REQUIRED WORK
Pictures aside, write out every record exactly as it appears.

Stored data entries
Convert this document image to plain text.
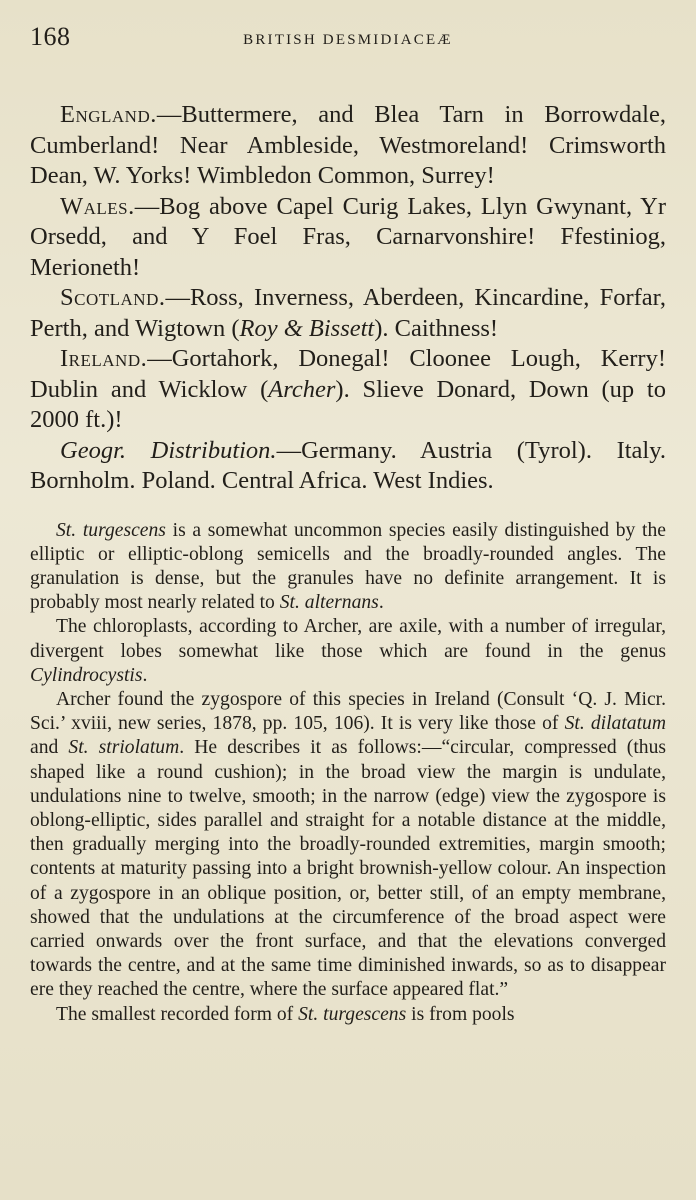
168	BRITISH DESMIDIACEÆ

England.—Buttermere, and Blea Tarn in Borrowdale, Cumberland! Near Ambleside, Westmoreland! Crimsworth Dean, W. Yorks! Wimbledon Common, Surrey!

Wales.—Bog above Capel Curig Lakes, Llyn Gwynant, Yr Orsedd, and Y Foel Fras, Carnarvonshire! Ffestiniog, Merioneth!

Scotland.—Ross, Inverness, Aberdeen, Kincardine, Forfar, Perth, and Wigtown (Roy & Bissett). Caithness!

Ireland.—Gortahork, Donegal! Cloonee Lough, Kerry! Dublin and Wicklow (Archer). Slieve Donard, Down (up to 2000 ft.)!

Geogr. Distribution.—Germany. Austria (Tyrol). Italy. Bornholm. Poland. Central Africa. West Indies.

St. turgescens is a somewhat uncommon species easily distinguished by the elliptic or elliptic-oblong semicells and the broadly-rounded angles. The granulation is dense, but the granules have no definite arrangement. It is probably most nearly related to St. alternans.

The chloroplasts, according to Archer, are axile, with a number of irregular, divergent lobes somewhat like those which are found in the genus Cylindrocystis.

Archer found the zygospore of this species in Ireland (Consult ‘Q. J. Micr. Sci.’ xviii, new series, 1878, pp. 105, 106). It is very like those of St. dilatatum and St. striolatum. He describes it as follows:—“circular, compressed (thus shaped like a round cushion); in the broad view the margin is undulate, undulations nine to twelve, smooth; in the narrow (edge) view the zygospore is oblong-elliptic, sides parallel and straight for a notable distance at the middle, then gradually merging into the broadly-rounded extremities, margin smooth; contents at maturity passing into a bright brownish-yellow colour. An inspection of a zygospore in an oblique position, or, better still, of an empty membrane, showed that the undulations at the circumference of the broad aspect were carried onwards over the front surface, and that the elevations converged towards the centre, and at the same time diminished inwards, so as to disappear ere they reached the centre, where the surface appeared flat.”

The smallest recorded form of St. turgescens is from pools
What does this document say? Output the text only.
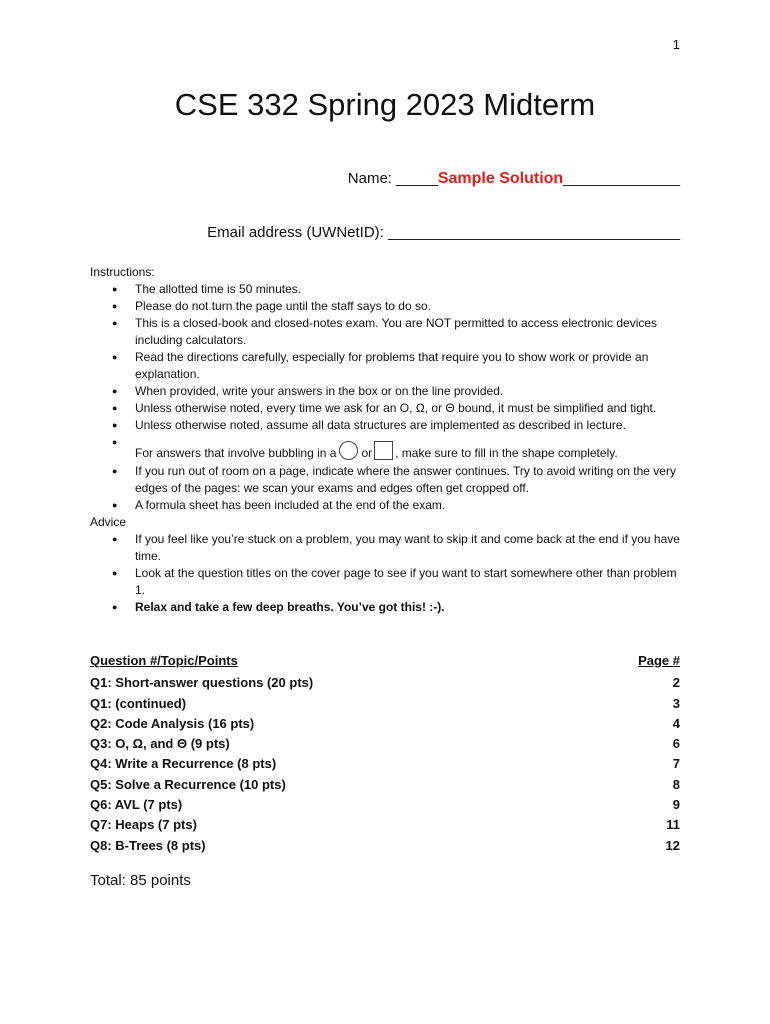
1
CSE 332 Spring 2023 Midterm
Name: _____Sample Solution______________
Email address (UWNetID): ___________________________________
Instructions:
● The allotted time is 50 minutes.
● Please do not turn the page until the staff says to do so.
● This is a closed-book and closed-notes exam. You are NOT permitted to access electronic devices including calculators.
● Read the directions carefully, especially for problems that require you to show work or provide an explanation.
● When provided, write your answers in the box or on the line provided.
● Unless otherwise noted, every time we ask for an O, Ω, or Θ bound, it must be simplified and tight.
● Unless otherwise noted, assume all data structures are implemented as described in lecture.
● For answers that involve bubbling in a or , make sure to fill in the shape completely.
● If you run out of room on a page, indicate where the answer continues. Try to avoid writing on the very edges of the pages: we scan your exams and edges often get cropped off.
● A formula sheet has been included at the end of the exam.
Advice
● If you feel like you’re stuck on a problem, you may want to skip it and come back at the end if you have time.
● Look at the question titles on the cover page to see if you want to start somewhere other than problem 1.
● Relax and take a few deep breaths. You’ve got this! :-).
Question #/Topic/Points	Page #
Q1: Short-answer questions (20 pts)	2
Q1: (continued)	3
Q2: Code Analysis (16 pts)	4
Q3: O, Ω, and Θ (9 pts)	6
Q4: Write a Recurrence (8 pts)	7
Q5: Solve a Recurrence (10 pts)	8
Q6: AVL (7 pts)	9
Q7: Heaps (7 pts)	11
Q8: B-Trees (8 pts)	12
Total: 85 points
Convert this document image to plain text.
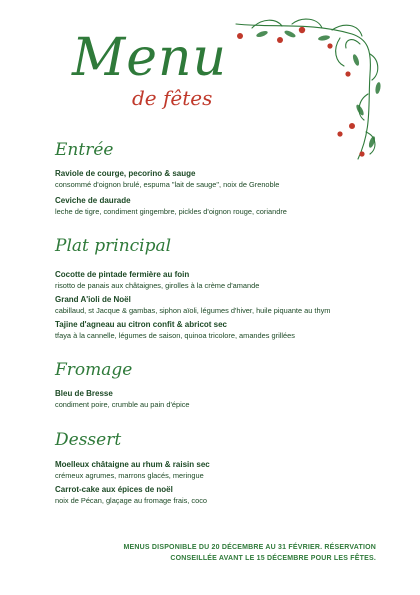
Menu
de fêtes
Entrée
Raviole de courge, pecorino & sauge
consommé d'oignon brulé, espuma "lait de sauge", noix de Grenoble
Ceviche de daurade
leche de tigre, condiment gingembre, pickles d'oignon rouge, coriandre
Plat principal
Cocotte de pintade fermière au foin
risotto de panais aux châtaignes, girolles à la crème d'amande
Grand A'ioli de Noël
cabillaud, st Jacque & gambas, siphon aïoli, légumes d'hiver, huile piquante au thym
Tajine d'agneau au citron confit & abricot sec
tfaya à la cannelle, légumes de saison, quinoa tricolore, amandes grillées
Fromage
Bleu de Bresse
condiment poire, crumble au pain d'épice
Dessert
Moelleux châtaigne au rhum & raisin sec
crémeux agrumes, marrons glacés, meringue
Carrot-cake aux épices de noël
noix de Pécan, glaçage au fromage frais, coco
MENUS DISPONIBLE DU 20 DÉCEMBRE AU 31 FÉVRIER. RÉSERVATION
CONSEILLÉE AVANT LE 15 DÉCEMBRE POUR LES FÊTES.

SOLUTION TO THE PROBLEM
Convert this document image to plain text.
168	BRITISH DESMIDIACEÆ

England.—Buttermere, and Blea Tarn in Borrowdale, Cumberland! Near Ambleside, Westmoreland! Crimsworth Dean, W. Yorks! Wimbledon Common, Surrey!

Wales.—Bog above Capel Curig Lakes, Llyn Gwynant, Yr Orsedd, and Y Foel Fras, Carnarvonshire! Ffestiniog, Merioneth!

Scotland.—Ross, Inverness, Aberdeen, Kincardine, Forfar, Perth, and Wigtown (Roy & Bissett). Caithness!

Ireland.—Gortahork, Donegal! Cloonee Lough, Kerry! Dublin and Wicklow (Archer). Slieve Donard, Down (up to 2000 ft.)!

Geogr. Distribution.—Germany. Austria (Tyrol). Italy. Bornholm. Poland. Central Africa. West Indies.

St. turgescens is a somewhat uncommon species easily distinguished by the elliptic or elliptic-oblong semicells and the broadly-rounded angles. The granulation is dense, but the granules have no definite arrangement. It is probably most nearly related to St. alternans.

The chloroplasts, according to Archer, are axile, with a number of irregular, divergent lobes somewhat like those which are found in the genus Cylindrocystis.

Archer found the zygospore of this species in Ireland (Consult ‘Q. J. Micr. Sci.’ xviii, new series, 1878, pp. 105, 106). It is very like those of St. dilatatum and St. striolatum. He describes it as follows:—“circular, compressed (thus shaped like a round cushion); in the broad view the margin is undulate, undulations nine to twelve, smooth; in the narrow (edge) view the zygospore is oblong-elliptic, sides parallel and straight for a notable distance at the middle, then gradually merging into the broadly-rounded extremities, margin smooth; contents at maturity passing into a bright brownish-yellow colour. An inspection of a zygospore in an oblique position, or, better still, of an empty membrane, showed that the undulations at the circumference of the broad aspect were carried onwards over the front surface, and that the elevations converged towards the centre, and at the same time diminished inwards, so as to disappear ere they reached the centre, where the surface appeared flat.”

The smallest recorded form of St. turgescens is from pools
What does this document say? Output the text only.
1
CSE 332 Spring 2023 Midterm
Name: _____Sample Solution______________
Email address (UWNetID): ___________________________________
Instructions:
● The allotted time is 50 minutes.
● Please do not turn the page until the staff says to do so.
● This is a closed-book and closed-notes exam. You are NOT permitted to access electronic devices including calculators.
● Read the directions carefully, especially for problems that require you to show work or provide an explanation.
● When provided, write your answers in the box or on the line provided.
● Unless otherwise noted, every time we ask for an O, Ω, or Θ bound, it must be simplified and tight.
● Unless otherwise noted, assume all data structures are implemented as described in lecture.
● For answers that involve bubbling in a or , make sure to fill in the shape completely.
● If you run out of room on a page, indicate where the answer continues. Try to avoid writing on the very edges of the pages: we scan your exams and edges often get cropped off.
● A formula sheet has been included at the end of the exam.
Advice
● If you feel like you’re stuck on a problem, you may want to skip it and come back at the end if you have time.
● Look at the question titles on the cover page to see if you want to start somewhere other than problem 1.
● Relax and take a few deep breaths. You’ve got this! :-).
Question #/Topic/Points	Page #
Q1: Short-answer questions (20 pts)	2
Q1: (continued)	3
Q2: Code Analysis (16 pts)	4
Q3: O, Ω, and Θ (9 pts)	6
Q4: Write a Recurrence (8 pts)	7
Q5: Solve a Recurrence (10 pts)	8
Q6: AVL (7 pts)	9
Q7: Heaps (7 pts)	11
Q8: B-Trees (8 pts)	12
Total: 85 points
Convert this document image to plain text.
Menu
de fêtes
Entrée
Raviole de courge, pecorino & sauge
consommé d'oignon brulé, espuma "lait de sauge", noix de Grenoble
Ceviche de daurade
leche de tigre, condiment gingembre, pickles d'oignon rouge, coriandre
Plat principal
Cocotte de pintade fermière au foin
risotto de panais aux châtaignes, girolles à la crème d'amande
Grand A'ioli de Noël
cabillaud, st Jacque & gambas, siphon aïoli, légumes d'hiver, huile piquante au thym
Tajine d'agneau au citron confit & abricot sec
tfaya à la cannelle, légumes de saison, quinoa tricolore, amandes grillées
Fromage
Bleu de Bresse
condiment poire, crumble au pain d'épice
Dessert
Moelleux châtaigne au rhum & raisin sec
crémeux agrumes, marrons glacés, meringue
Carrot-cake aux épices de noël
noix de Pécan, glaçage au fromage frais, coco
MENUS DISPONIBLE DU 20 DÉCEMBRE AU 31 FÉVRIER. RÉSERVATION
CONSEILLÉE AVANT LE 15 DÉCEMBRE POUR LES FÊTES.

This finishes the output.